» **Task to carry out**: Using the records below, please work out how many lines contain "sufficiently"; answer with the number alone.

** Begin **

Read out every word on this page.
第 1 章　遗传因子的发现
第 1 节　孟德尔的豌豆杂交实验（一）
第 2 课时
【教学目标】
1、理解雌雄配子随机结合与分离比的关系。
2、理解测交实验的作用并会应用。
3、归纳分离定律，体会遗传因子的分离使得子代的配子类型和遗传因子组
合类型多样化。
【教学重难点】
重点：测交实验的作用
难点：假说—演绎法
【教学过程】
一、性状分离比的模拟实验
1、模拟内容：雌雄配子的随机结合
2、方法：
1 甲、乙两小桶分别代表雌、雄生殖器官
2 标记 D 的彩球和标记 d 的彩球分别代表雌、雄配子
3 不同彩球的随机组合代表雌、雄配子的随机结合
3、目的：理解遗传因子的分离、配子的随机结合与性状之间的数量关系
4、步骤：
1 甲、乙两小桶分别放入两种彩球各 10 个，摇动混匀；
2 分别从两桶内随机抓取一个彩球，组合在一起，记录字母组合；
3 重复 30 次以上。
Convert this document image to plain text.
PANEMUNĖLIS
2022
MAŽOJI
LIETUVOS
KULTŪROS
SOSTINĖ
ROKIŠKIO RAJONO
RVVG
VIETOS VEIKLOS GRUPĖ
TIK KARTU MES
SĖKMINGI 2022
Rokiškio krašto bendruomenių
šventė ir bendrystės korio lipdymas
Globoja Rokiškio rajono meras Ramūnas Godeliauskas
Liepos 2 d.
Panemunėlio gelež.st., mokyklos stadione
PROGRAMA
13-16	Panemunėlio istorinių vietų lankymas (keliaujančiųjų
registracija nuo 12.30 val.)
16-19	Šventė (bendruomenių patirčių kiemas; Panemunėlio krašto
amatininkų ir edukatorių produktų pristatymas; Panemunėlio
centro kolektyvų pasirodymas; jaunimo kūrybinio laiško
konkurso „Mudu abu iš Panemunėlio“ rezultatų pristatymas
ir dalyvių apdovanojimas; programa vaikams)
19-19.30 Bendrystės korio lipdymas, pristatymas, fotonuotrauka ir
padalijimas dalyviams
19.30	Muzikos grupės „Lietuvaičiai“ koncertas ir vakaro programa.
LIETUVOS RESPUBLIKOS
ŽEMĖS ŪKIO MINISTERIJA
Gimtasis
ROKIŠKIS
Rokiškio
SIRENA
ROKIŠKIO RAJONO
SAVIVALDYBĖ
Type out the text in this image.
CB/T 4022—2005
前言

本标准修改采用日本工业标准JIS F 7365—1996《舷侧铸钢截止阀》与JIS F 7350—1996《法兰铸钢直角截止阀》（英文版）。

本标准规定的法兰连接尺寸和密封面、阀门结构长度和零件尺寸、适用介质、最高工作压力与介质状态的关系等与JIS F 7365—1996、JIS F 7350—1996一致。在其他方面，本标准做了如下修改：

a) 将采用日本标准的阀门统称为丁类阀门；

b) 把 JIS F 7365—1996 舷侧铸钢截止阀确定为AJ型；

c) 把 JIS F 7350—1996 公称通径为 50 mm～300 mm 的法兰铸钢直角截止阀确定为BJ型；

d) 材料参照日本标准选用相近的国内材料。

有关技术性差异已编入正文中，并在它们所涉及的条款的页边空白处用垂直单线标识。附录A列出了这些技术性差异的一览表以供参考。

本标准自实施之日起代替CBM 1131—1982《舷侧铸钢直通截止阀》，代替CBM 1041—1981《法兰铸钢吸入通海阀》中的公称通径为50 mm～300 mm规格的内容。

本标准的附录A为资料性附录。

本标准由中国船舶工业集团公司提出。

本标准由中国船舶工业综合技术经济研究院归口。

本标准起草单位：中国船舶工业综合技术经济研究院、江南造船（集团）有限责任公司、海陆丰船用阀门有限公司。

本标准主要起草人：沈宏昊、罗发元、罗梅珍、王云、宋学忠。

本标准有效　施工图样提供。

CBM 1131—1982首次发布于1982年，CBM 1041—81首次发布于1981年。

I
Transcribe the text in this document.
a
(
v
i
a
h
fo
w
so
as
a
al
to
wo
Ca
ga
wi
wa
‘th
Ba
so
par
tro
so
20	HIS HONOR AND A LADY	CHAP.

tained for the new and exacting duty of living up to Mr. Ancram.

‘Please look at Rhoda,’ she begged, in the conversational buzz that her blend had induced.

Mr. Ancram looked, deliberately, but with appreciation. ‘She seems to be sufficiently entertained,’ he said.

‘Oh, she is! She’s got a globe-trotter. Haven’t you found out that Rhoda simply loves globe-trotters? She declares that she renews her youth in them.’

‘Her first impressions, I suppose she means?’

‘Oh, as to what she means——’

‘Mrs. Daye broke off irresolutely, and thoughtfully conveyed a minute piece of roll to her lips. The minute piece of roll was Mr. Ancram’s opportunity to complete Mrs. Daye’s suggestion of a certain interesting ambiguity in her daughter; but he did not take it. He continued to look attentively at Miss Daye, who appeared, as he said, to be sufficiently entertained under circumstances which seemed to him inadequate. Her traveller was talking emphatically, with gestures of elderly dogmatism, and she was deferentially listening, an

** End **

» **Result of the task**: 2